A run of records:
(begin)

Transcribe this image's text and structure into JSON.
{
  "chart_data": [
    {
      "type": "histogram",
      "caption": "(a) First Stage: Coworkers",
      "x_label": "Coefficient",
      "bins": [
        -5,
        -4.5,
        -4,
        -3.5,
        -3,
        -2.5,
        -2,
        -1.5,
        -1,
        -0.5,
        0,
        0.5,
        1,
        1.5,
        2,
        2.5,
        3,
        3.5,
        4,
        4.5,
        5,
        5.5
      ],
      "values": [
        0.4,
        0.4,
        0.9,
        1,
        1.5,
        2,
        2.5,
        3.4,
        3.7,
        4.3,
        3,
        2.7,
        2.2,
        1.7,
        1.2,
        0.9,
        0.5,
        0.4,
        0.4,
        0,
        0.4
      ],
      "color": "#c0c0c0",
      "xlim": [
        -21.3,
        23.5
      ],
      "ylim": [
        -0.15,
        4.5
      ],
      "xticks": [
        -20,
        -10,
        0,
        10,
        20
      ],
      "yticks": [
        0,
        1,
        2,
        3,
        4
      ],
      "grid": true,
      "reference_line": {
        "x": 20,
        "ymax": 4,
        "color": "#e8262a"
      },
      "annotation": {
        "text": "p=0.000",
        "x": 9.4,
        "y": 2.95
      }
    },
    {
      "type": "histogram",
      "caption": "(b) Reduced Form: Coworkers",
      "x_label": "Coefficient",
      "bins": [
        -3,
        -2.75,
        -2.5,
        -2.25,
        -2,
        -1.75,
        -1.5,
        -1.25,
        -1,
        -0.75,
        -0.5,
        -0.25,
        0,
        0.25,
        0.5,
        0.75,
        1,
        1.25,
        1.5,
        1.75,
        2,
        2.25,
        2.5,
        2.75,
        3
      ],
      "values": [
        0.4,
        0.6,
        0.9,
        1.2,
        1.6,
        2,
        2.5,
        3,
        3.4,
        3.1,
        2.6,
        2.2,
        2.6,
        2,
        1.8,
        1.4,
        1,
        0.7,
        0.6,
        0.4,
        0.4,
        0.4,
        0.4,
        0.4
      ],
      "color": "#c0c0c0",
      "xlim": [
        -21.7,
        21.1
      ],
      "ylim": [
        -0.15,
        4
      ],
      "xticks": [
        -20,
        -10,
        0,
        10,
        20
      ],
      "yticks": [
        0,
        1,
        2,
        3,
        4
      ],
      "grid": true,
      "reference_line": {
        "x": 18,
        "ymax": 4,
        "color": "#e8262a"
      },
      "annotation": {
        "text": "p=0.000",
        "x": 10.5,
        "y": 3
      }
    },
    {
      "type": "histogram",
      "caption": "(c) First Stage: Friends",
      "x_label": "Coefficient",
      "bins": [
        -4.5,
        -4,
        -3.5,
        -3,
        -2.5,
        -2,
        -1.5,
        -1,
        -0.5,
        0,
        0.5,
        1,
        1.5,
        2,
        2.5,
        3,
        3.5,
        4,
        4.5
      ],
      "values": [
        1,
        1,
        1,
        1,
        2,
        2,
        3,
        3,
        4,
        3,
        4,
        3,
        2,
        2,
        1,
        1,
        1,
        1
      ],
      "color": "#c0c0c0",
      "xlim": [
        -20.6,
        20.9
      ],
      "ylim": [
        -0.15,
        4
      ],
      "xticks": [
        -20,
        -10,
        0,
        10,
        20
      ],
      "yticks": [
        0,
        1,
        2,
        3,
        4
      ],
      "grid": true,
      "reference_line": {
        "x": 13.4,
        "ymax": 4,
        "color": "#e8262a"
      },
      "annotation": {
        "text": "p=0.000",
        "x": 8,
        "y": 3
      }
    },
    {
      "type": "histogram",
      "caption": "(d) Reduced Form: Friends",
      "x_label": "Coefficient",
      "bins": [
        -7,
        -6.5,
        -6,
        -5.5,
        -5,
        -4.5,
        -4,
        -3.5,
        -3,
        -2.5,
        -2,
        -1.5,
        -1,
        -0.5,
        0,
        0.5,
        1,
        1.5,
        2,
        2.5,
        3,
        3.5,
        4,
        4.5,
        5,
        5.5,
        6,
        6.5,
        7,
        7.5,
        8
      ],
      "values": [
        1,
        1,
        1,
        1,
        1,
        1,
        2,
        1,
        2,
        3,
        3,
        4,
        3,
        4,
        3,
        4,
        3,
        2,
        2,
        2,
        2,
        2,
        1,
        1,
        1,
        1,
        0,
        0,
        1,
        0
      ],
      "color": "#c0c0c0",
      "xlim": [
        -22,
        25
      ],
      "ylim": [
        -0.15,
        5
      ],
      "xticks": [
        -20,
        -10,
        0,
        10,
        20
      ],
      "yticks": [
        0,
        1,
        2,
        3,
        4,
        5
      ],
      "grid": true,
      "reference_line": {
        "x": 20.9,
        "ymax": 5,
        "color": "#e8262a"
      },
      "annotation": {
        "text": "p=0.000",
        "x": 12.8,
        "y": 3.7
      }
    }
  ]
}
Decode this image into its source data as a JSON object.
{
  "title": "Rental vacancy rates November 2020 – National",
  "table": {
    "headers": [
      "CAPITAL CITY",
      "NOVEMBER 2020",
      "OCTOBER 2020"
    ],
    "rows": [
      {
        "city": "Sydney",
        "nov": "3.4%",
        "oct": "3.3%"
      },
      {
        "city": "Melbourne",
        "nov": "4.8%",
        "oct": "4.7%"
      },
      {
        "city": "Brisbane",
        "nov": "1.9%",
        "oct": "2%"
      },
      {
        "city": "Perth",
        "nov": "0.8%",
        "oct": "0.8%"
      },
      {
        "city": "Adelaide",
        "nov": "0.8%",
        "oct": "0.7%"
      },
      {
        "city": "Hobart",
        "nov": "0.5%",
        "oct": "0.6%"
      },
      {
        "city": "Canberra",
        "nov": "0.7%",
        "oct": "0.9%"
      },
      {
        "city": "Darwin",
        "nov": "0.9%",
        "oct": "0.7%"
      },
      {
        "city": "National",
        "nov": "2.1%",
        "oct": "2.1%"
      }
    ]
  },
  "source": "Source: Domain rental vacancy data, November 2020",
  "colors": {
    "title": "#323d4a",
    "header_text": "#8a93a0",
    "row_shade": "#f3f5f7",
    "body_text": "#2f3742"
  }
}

(end)

* _THE REQUEST_:
Quote the material exactly, leaving nothing out.

* _WRITTEN RESPONSE_:
Transcribe this image's text and structure into JSON.
{
  "chart_data": [
    {
      "type": "histogram",
      "caption": "(a) First Stage: Coworkers",
      "x_label": "Coefficient",
      "bins": [
        -5,
        -4.5,
        -4,
        -3.5,
        -3,
        -2.5,
        -2,
        -1.5,
        -1,
        -0.5,
        0,
        0.5,
        1,
        1.5,
        2,
        2.5,
        3,
        3.5,
        4,
        4.5,
        5,
        5.5
      ],
      "values": [
        0.4,
        0.4,
        0.9,
        1,
        1.5,
        2,
        2.5,
        3.4,
        3.7,
        4.3,
        3,
        2.7,
        2.2,
        1.7,
        1.2,
        0.9,
        0.5,
        0.4,
        0.4,
        0,
        0.4
      ],
      "color": "#c0c0c0",
      "xlim": [
        -21.3,
        23.5
      ],
      "ylim": [
        -0.15,
        4.5
      ],
      "xticks": [
        -20,
        -10,
        0,
        10,
        20
      ],
      "yticks": [
        0,
        1,
        2,
        3,
        4
      ],
      "grid": true,
      "reference_line": {
        "x": 20,
        "ymax": 4,
        "color": "#e8262a"
      },
      "annotation": {
        "text": "p=0.000",
        "x": 9.4,
        "y": 2.95
      }
    },
    {
      "type": "histogram",
      "caption": "(b) Reduced Form: Coworkers",
      "x_label": "Coefficient",
      "bins": [
        -3,
        -2.75,
        -2.5,
        -2.25,
        -2,
        -1.75,
        -1.5,
        -1.25,
        -1,
        -0.75,
        -0.5,
        -0.25,
        0,
        0.25,
        0.5,
        0.75,
        1,
        1.25,
        1.5,
        1.75,
        2,
        2.25,
        2.5,
        2.75,
        3
      ],
      "values": [
        0.4,
        0.6,
        0.9,
        1.2,
        1.6,
        2,
        2.5,
        3,
        3.4,
        3.1,
        2.6,
        2.2,
        2.6,
        2,
        1.8,
        1.4,
        1,
        0.7,
        0.6,
        0.4,
        0.4,
        0.4,
        0.4,
        0.4
      ],
      "color": "#c0c0c0",
      "xlim": [
        -21.7,
        21.1
      ],
      "ylim": [
        -0.15,
        4
      ],
      "xticks": [
        -20,
        -10,
        0,
        10,
        20
      ],
      "yticks": [
        0,
        1,
        2,
        3,
        4
      ],
      "grid": true,
      "reference_line": {
        "x": 18,
        "ymax": 4,
        "color": "#e8262a"
      },
      "annotation": {
        "text": "p=0.000",
        "x": 10.5,
        "y": 3
      }
    },
    {
      "type": "histogram",
      "caption": "(c) First Stage: Friends",
      "x_label": "Coefficient",
      "bins": [
        -4.5,
        -4,
        -3.5,
        -3,
        -2.5,
        -2,
        -1.5,
        -1,
        -0.5,
        0,
        0.5,
        1,
        1.5,
        2,
        2.5,
        3,
        3.5,
        4,
        4.5
      ],
      "values": [
        1,
        1,
        1,
        1,
        2,
        2,
        3,
        3,
        4,
        3,
        4,
        3,
        2,
        2,
        1,
        1,
        1,
        1
      ],
      "color": "#c0c0c0",
      "xlim": [
        -20.6,
        20.9
      ],
      "ylim": [
        -0.15,
        4
      ],
      "xticks": [
        -20,
        -10,
        0,
        10,
        20
      ],
      "yticks": [
        0,
        1,
        2,
        3,
        4
      ],
      "grid": true,
      "reference_line": {
        "x": 13.4,
        "ymax": 4,
        "color": "#e8262a"
      },
      "annotation": {
        "text": "p=0.000",
        "x": 8,
        "y": 3
      }
    },
    {
      "type": "histogram",
      "caption": "(d) Reduced Form: Friends",
      "x_label": "Coefficient",
      "bins": [
        -7,
        -6.5,
        -6,
        -5.5,
        -5,
        -4.5,
        -4,
        -3.5,
        -3,
        -2.5,
        -2,
        -1.5,
        -1,
        -0.5,
        0,
        0.5,
        1,
        1.5,
        2,
        2.5,
        3,
        3.5,
        4,
        4.5,
        5,
        5.5,
        6,
        6.5,
        7,
        7.5,
        8
      ],
      "values": [
        1,
        1,
        1,
        1,
        1,
        1,
        2,
        1,
        2,
        3,
        3,
        4,
        3,
        4,
        3,
        4,
        3,
        2,
        2,
        2,
        2,
        2,
        1,
        1,
        1,
        1,
        0,
        0,
        1,
        0
      ],
      "color": "#c0c0c0",
      "xlim": [
        -22,
        25
      ],
      "ylim": [
        -0.15,
        5
      ],
      "xticks": [
        -20,
        -10,
        0,
        10,
        20
      ],
      "yticks": [
        0,
        1,
        2,
        3,
        4,
        5
      ],
      "grid": true,
      "reference_line": {
        "x": 20.9,
        "ymax": 5,
        "color": "#e8262a"
      },
      "annotation": {
        "text": "p=0.000",
        "x": 12.8,
        "y": 3.7
      }
    }
  ]
}
Decode this image into its source data as a JSON object.
{
  "title": "Rental vacancy rates November 2020 – National",
  "table": {
    "headers": [
      "CAPITAL CITY",
      "NOVEMBER 2020",
      "OCTOBER 2020"
    ],
    "rows": [
      {
        "city": "Sydney",
        "nov": "3.4%",
        "oct": "3.3%"
      },
      {
        "city": "Melbourne",
        "nov": "4.8%",
        "oct": "4.7%"
      },
      {
        "city": "Brisbane",
        "nov": "1.9%",
        "oct": "2%"
      },
      {
        "city": "Perth",
        "nov": "0.8%",
        "oct": "0.8%"
      },
      {
        "city": "Adelaide",
        "nov": "0.8%",
        "oct": "0.7%"
      },
      {
        "city": "Hobart",
        "nov": "0.5%",
        "oct": "0.6%"
      },
      {
        "city": "Canberra",
        "nov": "0.7%",
        "oct": "0.9%"
      },
      {
        "city": "Darwin",
        "nov": "0.9%",
        "oct": "0.7%"
      },
      {
        "city": "National",
        "nov": "2.1%",
        "oct": "2.1%"
      }
    ]
  },
  "source": "Source: Domain rental vacancy data, November 2020",
  "colors": {
    "title": "#323d4a",
    "header_text": "#8a93a0",
    "row_shade": "#f3f5f7",
    "body_text": "#2f3742"
  }
}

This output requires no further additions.